Set down the data below without change, skipping the pictures it holds.

··· TASK DATA

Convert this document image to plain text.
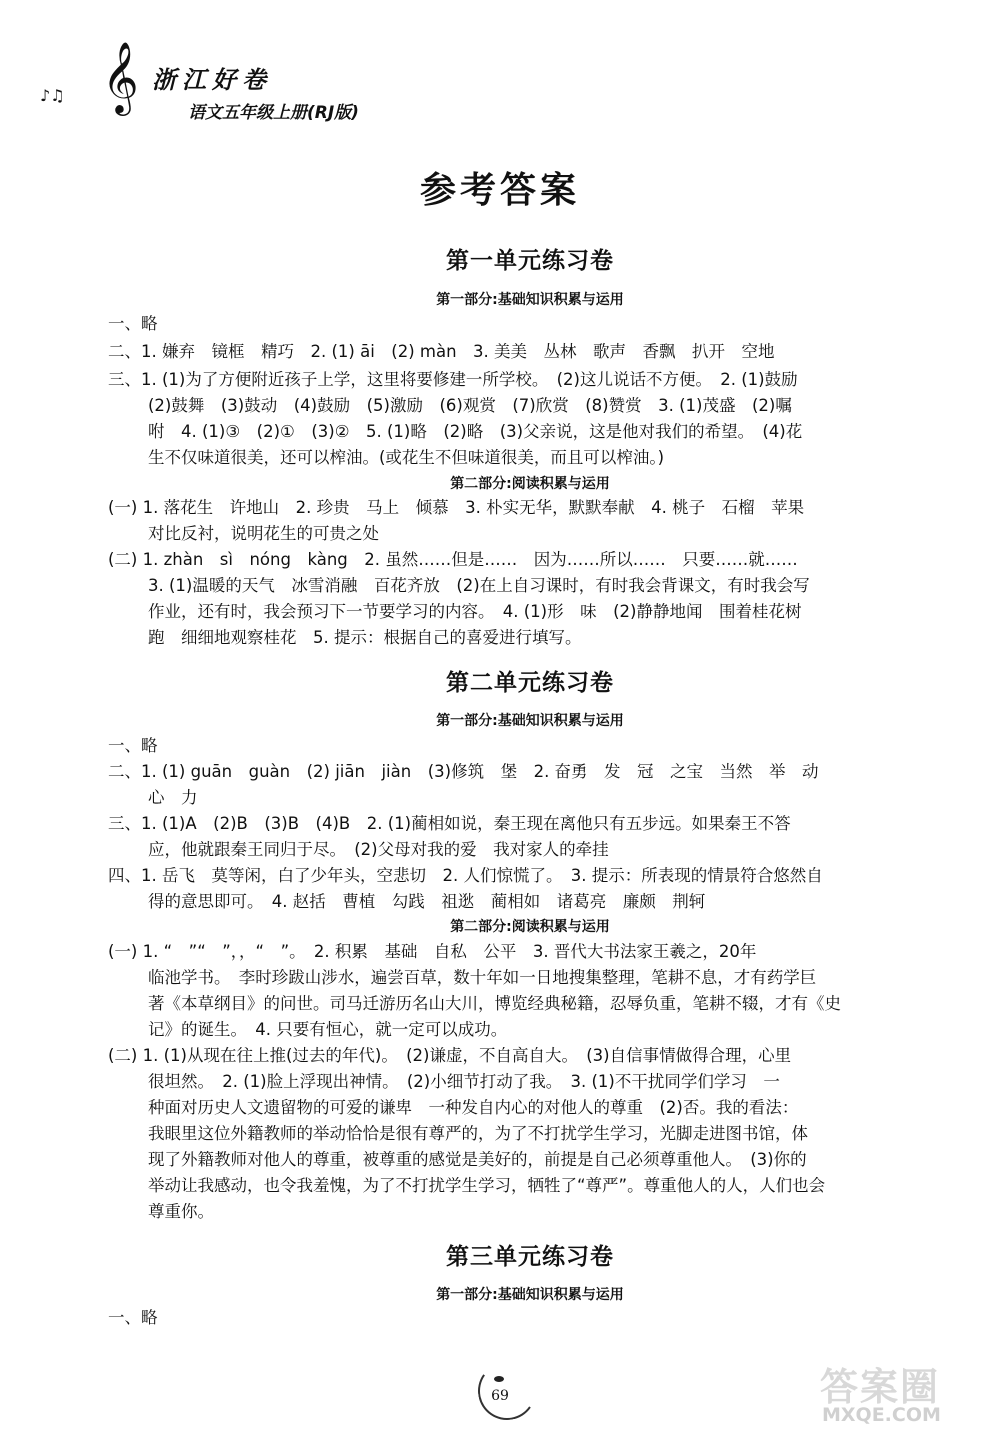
𝄞 浙江好卷
语文五年级上册(RJ版)
♪♫
参考答案
第一单元练习卷
第一部分:基础知识积累与运用
一、略
二、1. 嫌弃　镜框　精巧　2. (1) āi　(2) màn　3. 美美　丛林　歌声　香飘　扒开　空地
三、1. (1)为了方便附近孩子上学，这里将要修建一所学校。　(2)这儿说话不方便。　2. (1)鼓励
(2)鼓舞　(3)鼓动　(4)鼓励　(5)激励　(6)观赏　(7)欣赏　(8)赞赏　3. (1)茂盛　(2)嘱
咐　4. (1)③　(2)①　(3)②　5. (1)略　(2)略　(3)父亲说，这是他对我们的希望。　(4)花
生不仅味道很美，还可以榨油。(或花生不但味道很美，而且可以榨油。)
第二部分:阅读积累与运用
(一) 1. 落花生　许地山　2. 珍贵　马上　倾慕　3. 朴实无华，默默奉献　4. 桃子　石榴　苹果
对比反衬，说明花生的可贵之处
(二) 1. zhàn　sì　nóng　kàng　2. 虽然……但是……　因为……所以……　只要……就……
3. (1)温暖的天气　冰雪消融　百花齐放　(2)在上自习课时，有时我会背课文，有时我会写
作业，还有时，我会预习下一节要学习的内容。　4. (1)形　味　(2)静静地闻　围着桂花树
跑　细细地观察桂花　5. 提示：根据自己的喜爱进行填写。
第二单元练习卷
第一部分:基础知识积累与运用
一、略
二、1. (1) guān　guàn　(2) jiān　jiàn　(3)修筑　堡　2. 奋勇　发　冠　之宝　当然　举　动
心　力
三、1. (1)A　(2)B　(3)B　(4)B　2. (1)蔺相如说，秦王现在离他只有五步远。如果秦王不答
应，他就跟秦王同归于尽。　(2)父母对我的爱　我对家人的牵挂
四、1. 岳飞　莫等闲，白了少年头，空悲切　2. 人们惊慌了。　3. 提示：所表现的情景符合悠然自
得的意思即可。　4. 赵括　曹植　勾践　祖逖　蔺相如　诸葛亮　廉颇　荆轲
第二部分:阅读积累与运用
(一) 1. “　”“　”，，“　”。　2. 积累　基础　自私　公平　3. 晋代大书法家王羲之，20年
临池学书。　李时珍跋山涉水，遍尝百草，数十年如一日地搜集整理，笔耕不息，才有药学巨
著《本草纲目》的问世。司马迁游历名山大川，博览经典秘籍，忍辱负重，笔耕不辍，才有《史
记》的诞生。　4. 只要有恒心，就一定可以成功。
(二) 1. (1)从现在往上推(过去的年代)。　(2)谦虚，不自高自大。　(3)自信事情做得合理，心里
很坦然。　2. (1)脸上浮现出神情。　(2)小细节打动了我。　3. (1)不干扰同学们学习　一
种面对历史人文遗留物的可爱的谦卑　一种发自内心的对他人的尊重　(2)否。我的看法：
我眼里这位外籍教师的举动恰恰是很有尊严的，为了不打扰学生学习，光脚走进图书馆，体
现了外籍教师对他人的尊重，被尊重的感觉是美好的，前提是自己必须尊重他人。　(3)你的
举动让我感动，也令我羞愧，为了不打扰学生学习，牺牲了“尊严”。尊重他人的人，人们也会
尊重你。
第三单元练习卷
第一部分:基础知识积累与运用
一、略
69	答案圈
MXQE.COM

······

SOLUTION FOR THIS TASK
Convert this document image to plain text.
𝄞 浙江好卷
语文五年级上册(RJ版)
♪♫
参考答案
第一单元练习卷
第一部分:基础知识积累与运用
一、略
二、1. 嫌弃　镜框　精巧　2. (1) āi　(2) màn　3. 美美　丛林　歌声　香飘　扒开　空地
三、1. (1)为了方便附近孩子上学，这里将要修建一所学校。　(2)这儿说话不方便。　2. (1)鼓励
(2)鼓舞　(3)鼓动　(4)鼓励　(5)激励　(6)观赏　(7)欣赏　(8)赞赏　3. (1)茂盛　(2)嘱
咐　4. (1)③　(2)①　(3)②　5. (1)略　(2)略　(3)父亲说，这是他对我们的希望。　(4)花
生不仅味道很美，还可以榨油。(或花生不但味道很美，而且可以榨油。)
第二部分:阅读积累与运用
(一) 1. 落花生　许地山　2. 珍贵　马上　倾慕　3. 朴实无华，默默奉献　4. 桃子　石榴　苹果
对比反衬，说明花生的可贵之处
(二) 1. zhàn　sì　nóng　kàng　2. 虽然……但是……　因为……所以……　只要……就……
3. (1)温暖的天气　冰雪消融　百花齐放　(2)在上自习课时，有时我会背课文，有时我会写
作业，还有时，我会预习下一节要学习的内容。　4. (1)形　味　(2)静静地闻　围着桂花树
跑　细细地观察桂花　5. 提示：根据自己的喜爱进行填写。
第二单元练习卷
第一部分:基础知识积累与运用
一、略
二、1. (1) guān　guàn　(2) jiān　jiàn　(3)修筑　堡　2. 奋勇　发　冠　之宝　当然　举　动
心　力
三、1. (1)A　(2)B　(3)B　(4)B　2. (1)蔺相如说，秦王现在离他只有五步远。如果秦王不答
应，他就跟秦王同归于尽。　(2)父母对我的爱　我对家人的牵挂
四、1. 岳飞　莫等闲，白了少年头，空悲切　2. 人们惊慌了。　3. 提示：所表现的情景符合悠然自
得的意思即可。　4. 赵括　曹植　勾践　祖逖　蔺相如　诸葛亮　廉颇　荆轲
第二部分:阅读积累与运用
(一) 1. “　”“　”，，“　”。　2. 积累　基础　自私　公平　3. 晋代大书法家王羲之，20年
临池学书。　李时珍跋山涉水，遍尝百草，数十年如一日地搜集整理，笔耕不息，才有药学巨
著《本草纲目》的问世。司马迁游历名山大川，博览经典秘籍，忍辱负重，笔耕不辍，才有《史
记》的诞生。　4. 只要有恒心，就一定可以成功。
(二) 1. (1)从现在往上推(过去的年代)。　(2)谦虚，不自高自大。　(3)自信事情做得合理，心里
很坦然。　2. (1)脸上浮现出神情。　(2)小细节打动了我。　3. (1)不干扰同学们学习　一
种面对历史人文遗留物的可爱的谦卑　一种发自内心的对他人的尊重　(2)否。我的看法：
我眼里这位外籍教师的举动恰恰是很有尊严的，为了不打扰学生学习，光脚走进图书馆，体
现了外籍教师对他人的尊重，被尊重的感觉是美好的，前提是自己必须尊重他人。　(3)你的
举动让我感动，也令我羞愧，为了不打扰学生学习，牺牲了“尊严”。尊重他人的人，人们也会
尊重你。
第三单元练习卷
第一部分:基础知识积累与运用
一、略
69	答案圈
MXQE.COM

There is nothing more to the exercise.